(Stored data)
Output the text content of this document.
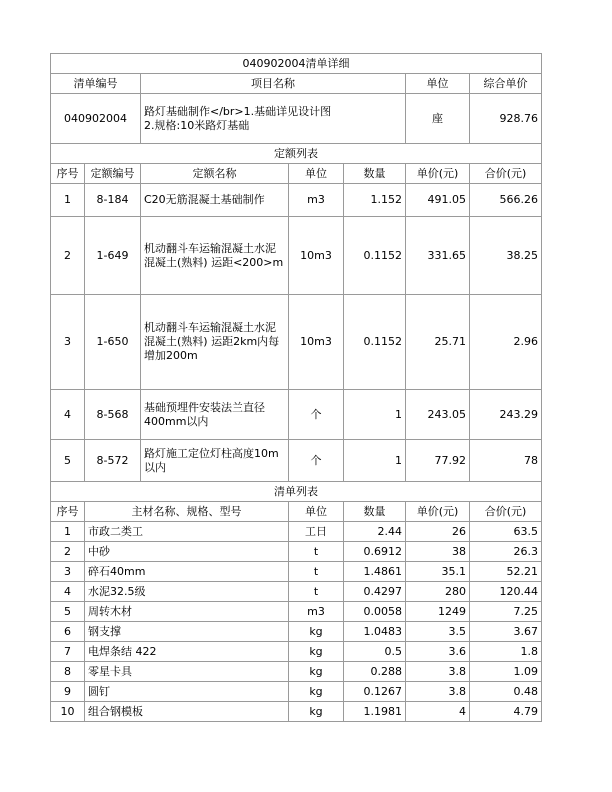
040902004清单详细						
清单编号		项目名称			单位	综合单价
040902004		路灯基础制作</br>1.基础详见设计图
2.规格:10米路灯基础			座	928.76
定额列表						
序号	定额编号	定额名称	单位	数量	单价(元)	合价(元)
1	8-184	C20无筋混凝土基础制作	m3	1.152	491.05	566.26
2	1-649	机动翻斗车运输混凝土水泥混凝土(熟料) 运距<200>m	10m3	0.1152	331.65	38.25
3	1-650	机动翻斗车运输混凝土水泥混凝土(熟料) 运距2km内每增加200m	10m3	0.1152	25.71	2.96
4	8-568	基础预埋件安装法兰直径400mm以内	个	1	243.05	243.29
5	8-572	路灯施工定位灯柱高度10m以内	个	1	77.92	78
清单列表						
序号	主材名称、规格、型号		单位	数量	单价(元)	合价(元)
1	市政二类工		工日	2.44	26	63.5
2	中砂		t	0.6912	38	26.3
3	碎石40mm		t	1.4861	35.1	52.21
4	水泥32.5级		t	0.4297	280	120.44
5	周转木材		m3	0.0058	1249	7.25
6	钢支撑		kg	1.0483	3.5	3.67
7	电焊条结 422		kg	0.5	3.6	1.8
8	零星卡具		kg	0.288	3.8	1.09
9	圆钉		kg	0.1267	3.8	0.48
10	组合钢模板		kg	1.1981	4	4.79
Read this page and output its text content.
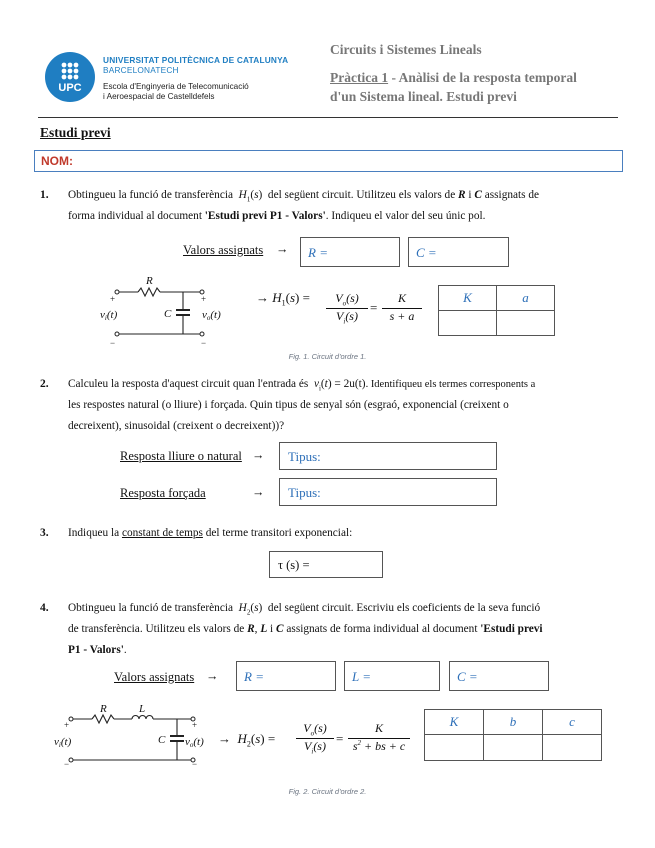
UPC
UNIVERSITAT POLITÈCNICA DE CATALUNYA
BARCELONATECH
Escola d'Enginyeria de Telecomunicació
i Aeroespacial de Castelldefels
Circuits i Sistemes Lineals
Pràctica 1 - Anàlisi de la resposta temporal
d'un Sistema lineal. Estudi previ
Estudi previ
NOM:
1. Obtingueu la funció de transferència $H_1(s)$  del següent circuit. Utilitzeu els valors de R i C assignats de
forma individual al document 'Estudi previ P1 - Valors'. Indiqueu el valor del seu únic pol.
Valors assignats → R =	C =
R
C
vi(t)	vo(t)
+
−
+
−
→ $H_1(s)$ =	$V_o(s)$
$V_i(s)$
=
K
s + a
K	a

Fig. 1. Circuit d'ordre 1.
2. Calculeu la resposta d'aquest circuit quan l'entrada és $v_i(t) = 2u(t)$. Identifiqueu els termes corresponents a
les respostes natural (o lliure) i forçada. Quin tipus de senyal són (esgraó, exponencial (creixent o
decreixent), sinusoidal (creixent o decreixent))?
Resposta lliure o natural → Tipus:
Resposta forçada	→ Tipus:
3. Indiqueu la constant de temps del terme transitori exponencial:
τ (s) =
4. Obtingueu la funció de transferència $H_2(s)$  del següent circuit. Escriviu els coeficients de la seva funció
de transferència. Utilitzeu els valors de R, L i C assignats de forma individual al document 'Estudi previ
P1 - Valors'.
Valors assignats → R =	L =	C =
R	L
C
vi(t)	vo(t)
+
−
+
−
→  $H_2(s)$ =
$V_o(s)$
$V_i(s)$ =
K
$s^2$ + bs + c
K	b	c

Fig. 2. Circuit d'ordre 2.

WHAT YOU HAVE TO DO >> All of the material above needs to be restated exactly, with no pictures.

RESULT OF THE TASK >>
Output the text content of this document.
040902004清单详细						
清单编号		项目名称			单位	综合单价
040902004		路灯基础制作</br>1.基础详见设计图
2.规格:10米路灯基础			座	928.76
定额列表						
序号	定额编号	定额名称	单位	数量	单价(元)	合价(元)
1	8-184	C20无筋混凝土基础制作	m3	1.152	491.05	566.26
2	1-649	机动翻斗车运输混凝土水泥混凝土(熟料) 运距<200>m	10m3	0.1152	331.65	38.25
3	1-650	机动翻斗车运输混凝土水泥混凝土(熟料) 运距2km内每增加200m	10m3	0.1152	25.71	2.96
4	8-568	基础预埋件安装法兰直径400mm以内	个	1	243.05	243.29
5	8-572	路灯施工定位灯柱高度10m以内	个	1	77.92	78
清单列表						
序号	主材名称、规格、型号		单位	数量	单价(元)	合价(元)
1	市政二类工		工日	2.44	26	63.5
2	中砂		t	0.6912	38	26.3
3	碎石40mm		t	1.4861	35.1	52.21
4	水泥32.5级		t	0.4297	280	120.44
5	周转木材		m3	0.0058	1249	7.25
6	钢支撑		kg	1.0483	3.5	3.67
7	电焊条结 422		kg	0.5	3.6	1.8
8	零星卡具		kg	0.288	3.8	1.09
9	圆钉		kg	0.1267	3.8	0.48
10	组合钢模板		kg	1.1981	4	4.79
Read this page and output its text content.
UPC
UNIVERSITAT POLITÈCNICA DE CATALUNYA
BARCELONATECH
Escola d'Enginyeria de Telecomunicació
i Aeroespacial de Castelldefels
Circuits i Sistemes Lineals
Pràctica 1 - Anàlisi de la resposta temporal
d'un Sistema lineal. Estudi previ
Estudi previ
NOM:
1. Obtingueu la funció de transferència $H_1(s)$  del següent circuit. Utilitzeu els valors de R i C assignats de
forma individual al document 'Estudi previ P1 - Valors'. Indiqueu el valor del seu únic pol.
Valors assignats → R =	C =
R
C
vi(t)	vo(t)
+
−
+
−
→ $H_1(s)$ =	$V_o(s)$
$V_i(s)$
=
K
s + a
K	a

Fig. 1. Circuit d'ordre 1.
2. Calculeu la resposta d'aquest circuit quan l'entrada és $v_i(t) = 2u(t)$. Identifiqueu els termes corresponents a
les respostes natural (o lliure) i forçada. Quin tipus de senyal són (esgraó, exponencial (creixent o
decreixent), sinusoidal (creixent o decreixent))?
Resposta lliure o natural → Tipus:
Resposta forçada	→ Tipus:
3. Indiqueu la constant de temps del terme transitori exponencial:
τ (s) =
4. Obtingueu la funció de transferència $H_2(s)$  del següent circuit. Escriviu els coeficients de la seva funció
de transferència. Utilitzeu els valors de R, L i C assignats de forma individual al document 'Estudi previ
P1 - Valors'.
Valors assignats → R =	L =	C =
R	L
C
vi(t)	vo(t)
+
−
+
−
→  $H_2(s)$ =
$V_o(s)$
$V_i(s)$ =
K
$s^2$ + bs + c
K	b	c

Fig. 2. Circuit d'ordre 2.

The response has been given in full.